** Start ROWS **

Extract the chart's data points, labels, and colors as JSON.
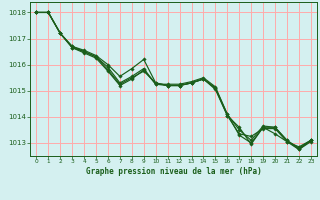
{
  "title": "Graphe pression niveau de la mer (hPa)",
  "background_color": "#d4f0f0",
  "grid_color": "#ffaaaa",
  "line_color": "#1a5e1a",
  "marker_color": "#1a5e1a",
  "xlim": [
    -0.5,
    23.5
  ],
  "ylim": [
    1012.5,
    1018.4
  ],
  "yticks": [
    1013,
    1014,
    1015,
    1016,
    1017,
    1018
  ],
  "xticks": [
    0,
    1,
    2,
    3,
    4,
    5,
    6,
    7,
    8,
    9,
    10,
    11,
    12,
    13,
    14,
    15,
    16,
    17,
    18,
    19,
    20,
    21,
    22,
    23
  ],
  "series": [
    [
      1018.0,
      1018.0,
      1017.2,
      1016.65,
      1016.45,
      1016.25,
      1015.75,
      1015.2,
      1015.45,
      1015.8,
      1015.25,
      1015.2,
      1015.2,
      1015.3,
      1015.45,
      1015.05,
      1014.05,
      1013.35,
      1013.25,
      1013.55,
      1013.55,
      1013.05,
      1012.85,
      1013.1
    ],
    [
      1018.0,
      1018.0,
      1017.2,
      1016.65,
      1016.5,
      1016.3,
      1015.8,
      1015.25,
      1015.5,
      1015.75,
      1015.3,
      1015.2,
      1015.2,
      1015.3,
      1015.45,
      1015.1,
      1014.1,
      1013.3,
      1013.0,
      1013.6,
      1013.35,
      1013.05,
      1012.75,
      1013.1
    ],
    [
      1018.0,
      1018.0,
      1017.2,
      1016.7,
      1016.55,
      1016.35,
      1016.0,
      1015.55,
      1015.85,
      1016.2,
      1015.3,
      1015.2,
      1015.2,
      1015.3,
      1015.45,
      1015.1,
      1014.05,
      1013.6,
      1012.95,
      1013.6,
      1013.6,
      1013.1,
      1012.75,
      1013.05
    ],
    [
      1018.0,
      1018.0,
      1017.2,
      1016.7,
      1016.5,
      1016.3,
      1015.9,
      1015.3,
      1015.55,
      1015.85,
      1015.25,
      1015.25,
      1015.25,
      1015.35,
      1015.5,
      1015.15,
      1014.1,
      1013.5,
      1013.1,
      1013.65,
      1013.6,
      1013.1,
      1012.8,
      1013.1
    ]
  ]
}
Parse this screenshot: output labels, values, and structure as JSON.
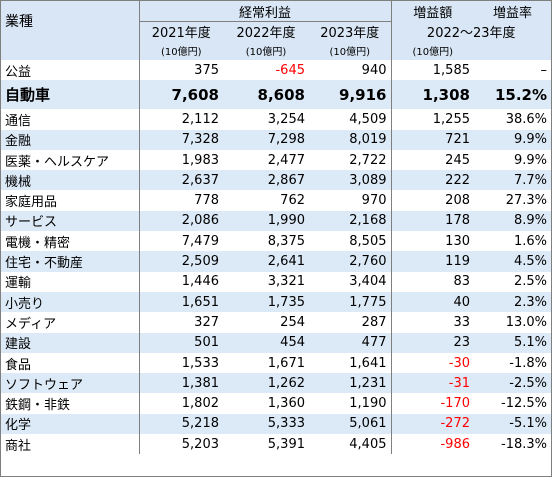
{
  "header": {
    "industry_label": "業種",
    "group_profit": "経常利益",
    "increase_amount": "増益額",
    "increase_rate": "増益率",
    "year_2021": "2021年度",
    "year_2022": "2022年度",
    "year_2023": "2023年度",
    "period_range": "2022～23年度",
    "unit_1": "(10億円)",
    "unit_2": "(10億円)",
    "unit_3": "(10億円)",
    "unit_4": "(10億円)"
  },
  "rows": [
    {
      "name": "公益",
      "y2021": "375",
      "y2022": "-645",
      "y2023": "940",
      "diff": "1,585",
      "rate": "–",
      "y2022_neg": true,
      "diff_neg": false,
      "shade": false,
      "bold": false
    },
    {
      "name": "自動車",
      "y2021": "7,608",
      "y2022": "8,608",
      "y2023": "9,916",
      "diff": "1,308",
      "rate": "15.2%",
      "y2022_neg": false,
      "diff_neg": false,
      "shade": true,
      "bold": true
    },
    {
      "name": "通信",
      "y2021": "2,112",
      "y2022": "3,254",
      "y2023": "4,509",
      "diff": "1,255",
      "rate": "38.6%",
      "shade": false
    },
    {
      "name": "金融",
      "y2021": "7,328",
      "y2022": "7,298",
      "y2023": "8,019",
      "diff": "721",
      "rate": "9.9%",
      "shade": true
    },
    {
      "name": "医薬・ヘルスケア",
      "y2021": "1,983",
      "y2022": "2,477",
      "y2023": "2,722",
      "diff": "245",
      "rate": "9.9%",
      "shade": false
    },
    {
      "name": "機械",
      "y2021": "2,637",
      "y2022": "2,867",
      "y2023": "3,089",
      "diff": "222",
      "rate": "7.7%",
      "shade": true
    },
    {
      "name": "家庭用品",
      "y2021": "778",
      "y2022": "762",
      "y2023": "970",
      "diff": "208",
      "rate": "27.3%",
      "shade": false
    },
    {
      "name": "サービス",
      "y2021": "2,086",
      "y2022": "1,990",
      "y2023": "2,168",
      "diff": "178",
      "rate": "8.9%",
      "shade": true
    },
    {
      "name": "電機・精密",
      "y2021": "7,479",
      "y2022": "8,375",
      "y2023": "8,505",
      "diff": "130",
      "rate": "1.6%",
      "shade": false
    },
    {
      "name": "住宅・不動産",
      "y2021": "2,509",
      "y2022": "2,641",
      "y2023": "2,760",
      "diff": "119",
      "rate": "4.5%",
      "shade": true
    },
    {
      "name": "運輸",
      "y2021": "1,446",
      "y2022": "3,321",
      "y2023": "3,404",
      "diff": "83",
      "rate": "2.5%",
      "shade": false
    },
    {
      "name": "小売り",
      "y2021": "1,651",
      "y2022": "1,735",
      "y2023": "1,775",
      "diff": "40",
      "rate": "2.3%",
      "shade": true
    },
    {
      "name": "メディア",
      "y2021": "327",
      "y2022": "254",
      "y2023": "287",
      "diff": "33",
      "rate": "13.0%",
      "shade": false
    },
    {
      "name": "建設",
      "y2021": "501",
      "y2022": "454",
      "y2023": "477",
      "diff": "23",
      "rate": "5.1%",
      "shade": true
    },
    {
      "name": "食品",
      "y2021": "1,533",
      "y2022": "1,671",
      "y2023": "1,641",
      "diff": "-30",
      "rate": "-1.8%",
      "diff_neg": true,
      "shade": false
    },
    {
      "name": "ソフトウェア",
      "y2021": "1,381",
      "y2022": "1,262",
      "y2023": "1,231",
      "diff": "-31",
      "rate": "-2.5%",
      "diff_neg": true,
      "shade": true
    },
    {
      "name": "鉄鋼・非鉄",
      "y2021": "1,802",
      "y2022": "1,360",
      "y2023": "1,190",
      "diff": "-170",
      "rate": "-12.5%",
      "diff_neg": true,
      "shade": false
    },
    {
      "name": "化学",
      "y2021": "5,218",
      "y2022": "5,333",
      "y2023": "5,061",
      "diff": "-272",
      "rate": "-5.1%",
      "diff_neg": true,
      "shade": true
    },
    {
      "name": "商社",
      "y2021": "5,203",
      "y2022": "5,391",
      "y2023": "4,405",
      "diff": "-986",
      "rate": "-18.3%",
      "diff_neg": true,
      "shade": false
    }
  ],
  "colors": {
    "header_bg": "#d9e6f5",
    "shade_bg": "#dce9f6",
    "negative": "#ff0000",
    "border": "#7f7f7f"
  }
}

** End ROWS **

What is the number of lines above that contain the string "JSON"? Answer with the number alone.

2